-------- MATERIAL FOR THIS EXERCISE --------
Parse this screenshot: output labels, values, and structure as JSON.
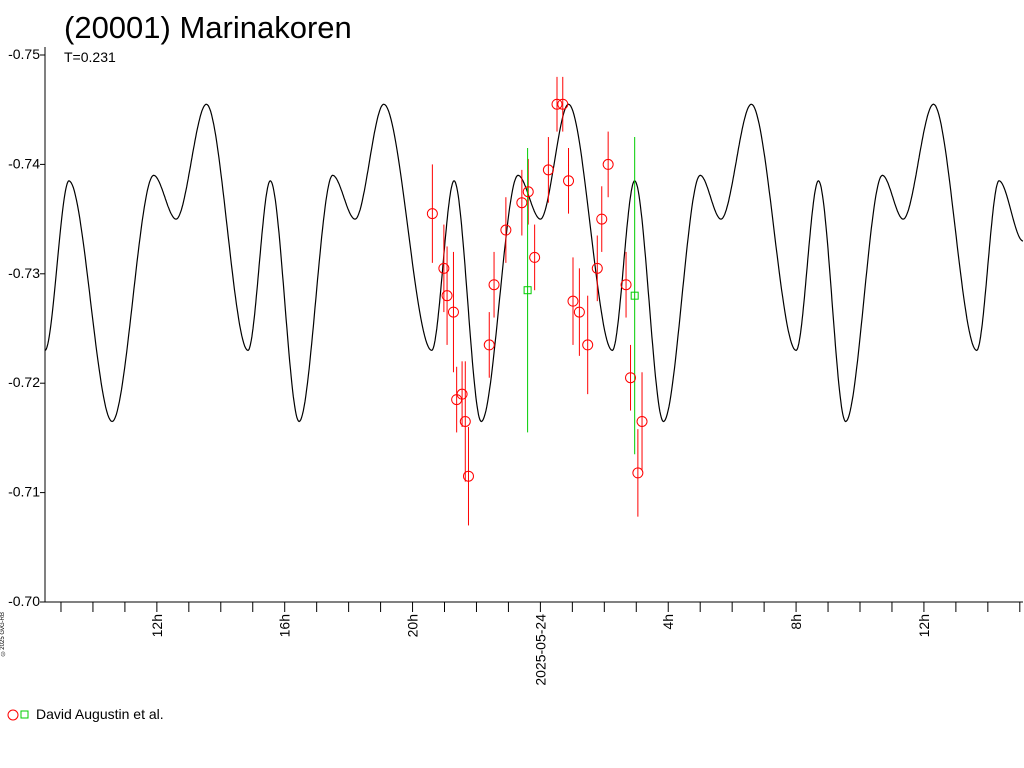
{
  "chart_data": {
    "type": "line",
    "title": "(20001) Marinakoren",
    "subtitle": "T=0.231",
    "ylim": [
      -0.75,
      -0.7
    ],
    "y_inverted": true,
    "y_ticks": [
      -0.75,
      -0.74,
      -0.73,
      -0.72,
      -0.71,
      -0.7
    ],
    "y_tick_labels": [
      "-0.75",
      "-0.74",
      "-0.73",
      "-0.72",
      "-0.71",
      "-0.70"
    ],
    "x_range_hours": [
      8.5,
      39.1
    ],
    "x_tick_labels": [
      {
        "hour": 12,
        "label": "12h"
      },
      {
        "hour": 16,
        "label": "16h"
      },
      {
        "hour": 20,
        "label": "20h"
      },
      {
        "hour": 24,
        "label": "2025-05-24"
      },
      {
        "hour": 28,
        "label": "4h"
      },
      {
        "hour": 32,
        "label": "8h"
      },
      {
        "hour": 36,
        "label": "12h"
      }
    ],
    "grid": false,
    "legend_position": "bottom-left",
    "series": [
      {
        "name": "David Augustin et al.",
        "marker": "circle",
        "color": "#ff0000",
        "points": [
          [
            20.62,
            -0.7355,
            0.0045
          ],
          [
            20.98,
            -0.7305,
            0.004
          ],
          [
            21.08,
            -0.728,
            0.0045
          ],
          [
            21.28,
            -0.7265,
            0.0055
          ],
          [
            21.38,
            -0.7185,
            0.003
          ],
          [
            21.55,
            -0.719,
            0.003
          ],
          [
            21.65,
            -0.7165,
            0.0055
          ],
          [
            21.75,
            -0.7115,
            0.0045
          ],
          [
            22.4,
            -0.7235,
            0.003
          ],
          [
            22.55,
            -0.729,
            0.003
          ],
          [
            22.92,
            -0.734,
            0.003
          ],
          [
            23.42,
            -0.7365,
            0.003
          ],
          [
            23.62,
            -0.7375,
            0.003
          ],
          [
            23.82,
            -0.7315,
            0.003
          ],
          [
            24.25,
            -0.7395,
            0.003
          ],
          [
            24.52,
            -0.7455,
            0.0025
          ],
          [
            24.7,
            -0.7455,
            0.0025
          ],
          [
            24.88,
            -0.7385,
            0.003
          ],
          [
            25.02,
            -0.7275,
            0.004
          ],
          [
            25.22,
            -0.7265,
            0.004
          ],
          [
            25.48,
            -0.7235,
            0.0045
          ],
          [
            25.78,
            -0.7305,
            0.003
          ],
          [
            25.92,
            -0.735,
            0.003
          ],
          [
            26.12,
            -0.74,
            0.003
          ],
          [
            26.68,
            -0.729,
            0.003
          ],
          [
            26.82,
            -0.7205,
            0.003
          ],
          [
            27.05,
            -0.7118,
            0.004
          ],
          [
            27.18,
            -0.7165,
            0.0045
          ]
        ]
      },
      {
        "name": "",
        "marker": "square",
        "color": "#00cc00",
        "points": [
          [
            23.6,
            -0.7285,
            0.013
          ],
          [
            26.95,
            -0.728,
            0.0145
          ]
        ]
      }
    ],
    "model_curve": {
      "color": "#000000",
      "mean": -0.7315,
      "period_hours": 5.5,
      "harmonics": [
        {
          "k": 1,
          "a": 0.003,
          "phase_hour": 18.2
        },
        {
          "k": 2,
          "a": 0.008,
          "phase_hour": 18.75
        }
      ],
      "sequence": [
        {
          "x": 8.5,
          "y": -0.723
        },
        {
          "x": 9.25,
          "y": -0.7385
        },
        {
          "x": 10.6,
          "y": -0.7165
        },
        {
          "x": 11.9,
          "y": -0.739
        },
        {
          "x": 12.6,
          "y": -0.735
        },
        {
          "x": 13.55,
          "y": -0.7455
        },
        {
          "x": 14.85,
          "y": -0.723
        },
        {
          "x": 15.55,
          "y": -0.7385
        },
        {
          "x": 16.45,
          "y": -0.7165
        },
        {
          "x": 17.5,
          "y": -0.739
        },
        {
          "x": 18.2,
          "y": -0.735
        },
        {
          "x": 19.1,
          "y": -0.7455
        },
        {
          "x": 20.6,
          "y": -0.723
        },
        {
          "x": 21.3,
          "y": -0.7385
        },
        {
          "x": 22.15,
          "y": -0.7165
        },
        {
          "x": 23.3,
          "y": -0.739
        },
        {
          "x": 24.0,
          "y": -0.735
        },
        {
          "x": 24.88,
          "y": -0.7455
        },
        {
          "x": 26.25,
          "y": -0.723
        },
        {
          "x": 26.95,
          "y": -0.7385
        },
        {
          "x": 27.85,
          "y": -0.7165
        },
        {
          "x": 29.0,
          "y": -0.739
        },
        {
          "x": 29.65,
          "y": -0.735
        },
        {
          "x": 30.6,
          "y": -0.7455
        },
        {
          "x": 32.0,
          "y": -0.723
        },
        {
          "x": 32.7,
          "y": -0.7385
        },
        {
          "x": 33.55,
          "y": -0.7165
        },
        {
          "x": 34.7,
          "y": -0.739
        },
        {
          "x": 35.35,
          "y": -0.735
        },
        {
          "x": 36.3,
          "y": -0.7455
        },
        {
          "x": 37.65,
          "y": -0.723
        },
        {
          "x": 38.35,
          "y": -0.7385
        },
        {
          "x": 39.1,
          "y": -0.733
        }
      ]
    }
  },
  "legend": {
    "label": "David Augustin et al."
  },
  "copyright": "©2025 GvG-RB"
}
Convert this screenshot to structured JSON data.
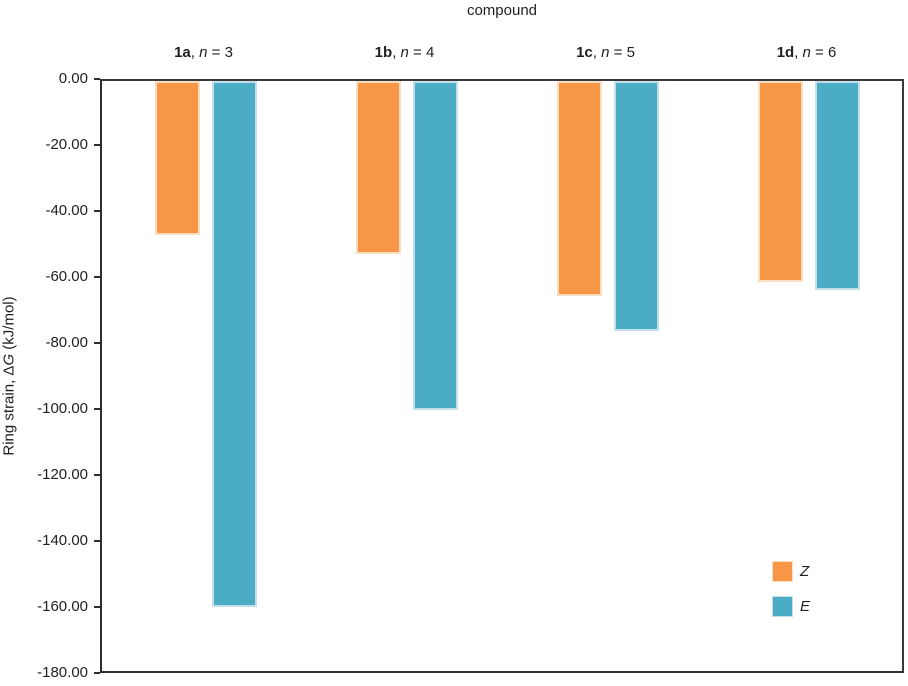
{
  "chart_data": {
    "type": "bar",
    "title": "compound",
    "y_axis_title": {
      "pre": "Ring strain, Δ",
      "italic": "G",
      "post": " (kJ/mol)"
    },
    "categories": [
      {
        "label": "1a",
        "var": "n",
        "value": "3"
      },
      {
        "label": "1b",
        "var": "n",
        "value": "4"
      },
      {
        "label": "1c",
        "var": "n",
        "value": "5"
      },
      {
        "label": "1d",
        "var": "n",
        "value": "6"
      }
    ],
    "series": [
      {
        "name": "Z",
        "color": "#F79646",
        "border_color": "#FBDDC0",
        "values": [
          -46.8,
          -52.3,
          -65.3,
          -60.8
        ]
      },
      {
        "name": "E",
        "color": "#4BACC6",
        "border_color": "#C3E0EA",
        "values": [
          -159.3,
          -99.6,
          -75.7,
          -63.2
        ]
      }
    ],
    "ylim": [
      -180,
      0
    ],
    "y_ticks": [
      "0.00",
      "-20.00",
      "-40.00",
      "-60.00",
      "-80.00",
      "-100.00",
      "-120.00",
      "-140.00",
      "-160.00",
      "-180.00"
    ],
    "grid": false,
    "legend_position": "inside-right-bottom",
    "axis_color": "#2e2e2e"
  }
}
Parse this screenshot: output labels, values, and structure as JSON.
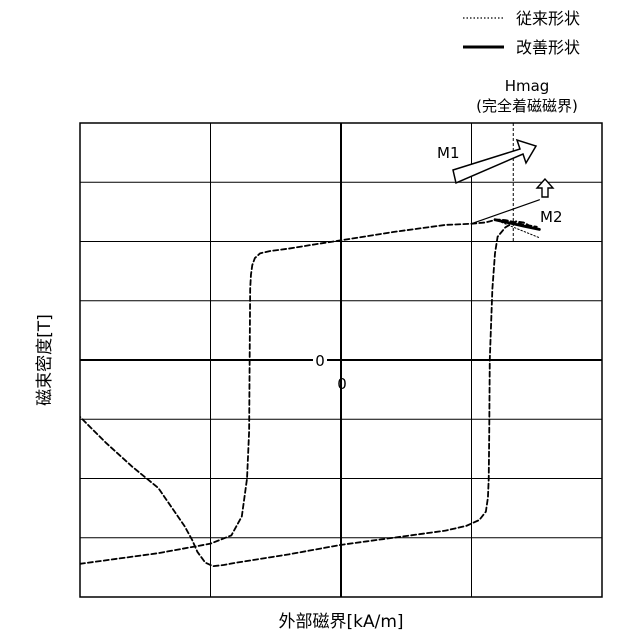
{
  "chart_data": {
    "type": "line",
    "xlabel": "外部磁界[kA/m]",
    "ylabel": "磁束密度[T]",
    "origin_x_label": "0",
    "origin_y_label": "0",
    "xlim": [
      -1,
      1
    ],
    "ylim": [
      -1,
      1
    ],
    "grid": true,
    "legend_position": "top-right",
    "legend": [
      {
        "label": "従来形状",
        "style": "dotted"
      },
      {
        "label": "改善形状",
        "style": "solid"
      }
    ],
    "annotations": {
      "hmag_line1": "Hmag",
      "hmag_line2": "(完全着磁磁界)",
      "m1": "M1",
      "m2": "M2"
    },
    "series": [
      {
        "name": "ヒステリシスループ",
        "style": "dashed",
        "x": [
          -1.0,
          -0.7,
          -0.5,
          -0.42,
          -0.38,
          -0.36,
          -0.352,
          -0.35,
          -0.348,
          -0.345,
          -0.34,
          -0.33,
          -0.31,
          -0.27,
          -0.2,
          -0.1,
          0.0,
          0.2,
          0.4,
          0.5,
          0.55,
          0.57,
          0.58,
          0.59,
          0.595,
          0.61,
          0.63,
          0.66,
          0.7,
          0.74,
          0.75,
          0.72,
          0.7,
          0.67,
          0.63,
          0.6,
          0.59,
          0.58,
          0.575,
          0.57,
          0.568,
          0.566,
          0.563,
          0.555,
          0.53,
          0.48,
          0.4,
          0.3,
          0.2,
          0.1,
          0.0,
          -0.2,
          -0.4,
          -0.45,
          -0.49,
          -0.52,
          -0.55,
          -0.57,
          -0.6,
          -0.7,
          -0.8,
          -0.9,
          -1.0
        ],
        "y": [
          -0.86,
          -0.815,
          -0.775,
          -0.74,
          -0.66,
          -0.5,
          -0.3,
          0.0,
          0.3,
          0.36,
          0.4,
          0.43,
          0.45,
          0.46,
          0.47,
          0.488,
          0.505,
          0.54,
          0.57,
          0.575,
          0.58,
          0.585,
          0.588,
          0.59,
          0.592,
          0.592,
          0.59,
          0.583,
          0.571,
          0.563,
          0.562,
          0.568,
          0.58,
          0.585,
          0.56,
          0.52,
          0.45,
          0.3,
          0.15,
          0.0,
          -0.3,
          -0.5,
          -0.58,
          -0.64,
          -0.675,
          -0.7,
          -0.72,
          -0.735,
          -0.75,
          -0.765,
          -0.78,
          -0.82,
          -0.855,
          -0.865,
          -0.87,
          -0.855,
          -0.81,
          -0.76,
          -0.7,
          -0.54,
          -0.45,
          -0.35,
          -0.24
        ]
      },
      {
        "name": "従来形状",
        "style": "dotted",
        "x": [
          0.59,
          0.76
        ],
        "y": [
          0.592,
          0.516
        ]
      },
      {
        "name": "改善形状",
        "style": "solid",
        "x": [
          0.59,
          0.7,
          0.76
        ],
        "y": [
          0.592,
          0.565,
          0.551
        ]
      },
      {
        "name": "",
        "style": "solid-thin",
        "x": [
          0.5,
          0.76
        ],
        "y": [
          0.575,
          0.676
        ]
      }
    ],
    "hmag_x": 0.66
  }
}
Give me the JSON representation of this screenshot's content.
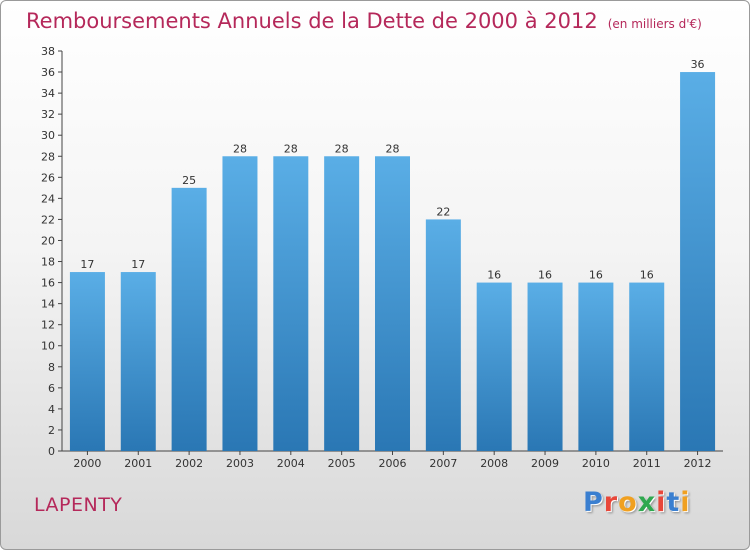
{
  "header": {
    "title": "Remboursements Annuels de la Dette de 2000 à 2012",
    "subtitle": "(en milliers d'€)"
  },
  "commune": "LAPENTY",
  "logo": {
    "text": "Proxiti",
    "letter_colors": [
      "#3a7fd0",
      "#e8473a",
      "#f0a020",
      "#2fa84f",
      "#e8473a",
      "#3a7fd0",
      "#f0a020"
    ]
  },
  "colors": {
    "bar_top": "#5aaee6",
    "bar_bottom": "#2a77b4",
    "text_accent": "#b5285a"
  },
  "chart_data": {
    "type": "bar",
    "title": "Remboursements Annuels de la Dette de 2000 à 2012",
    "subtitle": "(en milliers d'€)",
    "categories": [
      "2000",
      "2001",
      "2002",
      "2003",
      "2004",
      "2005",
      "2006",
      "2007",
      "2008",
      "2009",
      "2010",
      "2011",
      "2012"
    ],
    "values": [
      17,
      17,
      25,
      28,
      28,
      28,
      28,
      22,
      16,
      16,
      16,
      16,
      36
    ],
    "ylim": [
      0,
      38
    ],
    "ytick_step": 2,
    "xlabel": "",
    "ylabel": "",
    "grid": false,
    "data_labels": true
  }
}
--------
▶ **WORK INSTRUCTIONS**:
From the data, pick out every line that includes "David".

▶ **TASK RESULT**:
        "name": "David Augustin et al.",
    "label": "David Augustin et al."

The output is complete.